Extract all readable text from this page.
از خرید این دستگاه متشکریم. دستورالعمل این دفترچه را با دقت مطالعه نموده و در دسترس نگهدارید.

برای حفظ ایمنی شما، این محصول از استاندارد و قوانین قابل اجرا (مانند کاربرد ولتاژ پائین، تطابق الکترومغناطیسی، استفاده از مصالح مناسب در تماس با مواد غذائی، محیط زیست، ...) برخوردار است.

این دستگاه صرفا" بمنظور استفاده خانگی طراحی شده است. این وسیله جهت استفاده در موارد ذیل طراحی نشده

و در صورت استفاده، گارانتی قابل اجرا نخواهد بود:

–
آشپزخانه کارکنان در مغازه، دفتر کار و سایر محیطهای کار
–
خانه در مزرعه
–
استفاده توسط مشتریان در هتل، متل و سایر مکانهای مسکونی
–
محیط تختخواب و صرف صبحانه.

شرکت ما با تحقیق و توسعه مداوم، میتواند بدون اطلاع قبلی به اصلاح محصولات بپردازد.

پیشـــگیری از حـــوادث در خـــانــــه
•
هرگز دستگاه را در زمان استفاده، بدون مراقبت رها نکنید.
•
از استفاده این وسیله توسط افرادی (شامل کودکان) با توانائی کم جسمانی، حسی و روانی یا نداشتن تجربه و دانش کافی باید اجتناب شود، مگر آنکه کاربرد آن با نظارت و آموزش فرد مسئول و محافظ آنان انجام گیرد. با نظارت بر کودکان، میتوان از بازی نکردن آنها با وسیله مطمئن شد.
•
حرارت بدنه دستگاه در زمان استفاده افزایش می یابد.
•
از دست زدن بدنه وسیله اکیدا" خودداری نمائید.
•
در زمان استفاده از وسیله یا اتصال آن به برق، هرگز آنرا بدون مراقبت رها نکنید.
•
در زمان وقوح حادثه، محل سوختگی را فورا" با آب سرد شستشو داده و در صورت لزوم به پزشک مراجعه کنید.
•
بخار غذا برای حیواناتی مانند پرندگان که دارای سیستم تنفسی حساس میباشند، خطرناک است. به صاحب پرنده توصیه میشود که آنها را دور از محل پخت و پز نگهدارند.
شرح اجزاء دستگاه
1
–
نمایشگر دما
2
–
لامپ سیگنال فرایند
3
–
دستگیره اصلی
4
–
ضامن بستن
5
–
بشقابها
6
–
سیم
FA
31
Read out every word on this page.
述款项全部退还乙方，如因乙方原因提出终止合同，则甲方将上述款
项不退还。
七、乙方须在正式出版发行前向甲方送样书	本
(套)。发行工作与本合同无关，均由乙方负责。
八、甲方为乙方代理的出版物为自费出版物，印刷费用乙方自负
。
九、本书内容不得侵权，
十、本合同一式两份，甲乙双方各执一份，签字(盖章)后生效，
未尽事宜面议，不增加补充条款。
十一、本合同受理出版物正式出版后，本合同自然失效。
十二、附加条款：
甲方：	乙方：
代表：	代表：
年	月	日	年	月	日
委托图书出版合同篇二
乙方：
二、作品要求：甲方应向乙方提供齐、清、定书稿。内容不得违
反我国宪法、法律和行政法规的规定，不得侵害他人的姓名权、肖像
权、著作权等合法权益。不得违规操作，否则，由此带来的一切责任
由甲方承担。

----

**WHAT YOU WILL DO**
Extract, exactly, the lines above that begin at the line containing "Read out every word on this page." and end at the final line of the records; add no other text.

**SOLUTION FOR THIS PROBLEM**
Read out every word on this page.
述款项全部退还乙方，如因乙方原因提出终止合同，则甲方将上述款
项不退还。
七、乙方须在正式出版发行前向甲方送样书	本
(套)。发行工作与本合同无关，均由乙方负责。
八、甲方为乙方代理的出版物为自费出版物，印刷费用乙方自负
。
九、本书内容不得侵权，
十、本合同一式两份，甲乙双方各执一份，签字(盖章)后生效，
未尽事宜面议，不增加补充条款。
十一、本合同受理出版物正式出版后，本合同自然失效。
十二、附加条款：
甲方：	乙方：
代表：	代表：
年	月	日	年	月	日
委托图书出版合同篇二
乙方：
二、作品要求：甲方应向乙方提供齐、清、定书稿。内容不得违
反我国宪法、法律和行政法规的规定，不得侵害他人的姓名权、肖像
权、著作权等合法权益。不得违规操作，否则，由此带来的一切责任
由甲方承担。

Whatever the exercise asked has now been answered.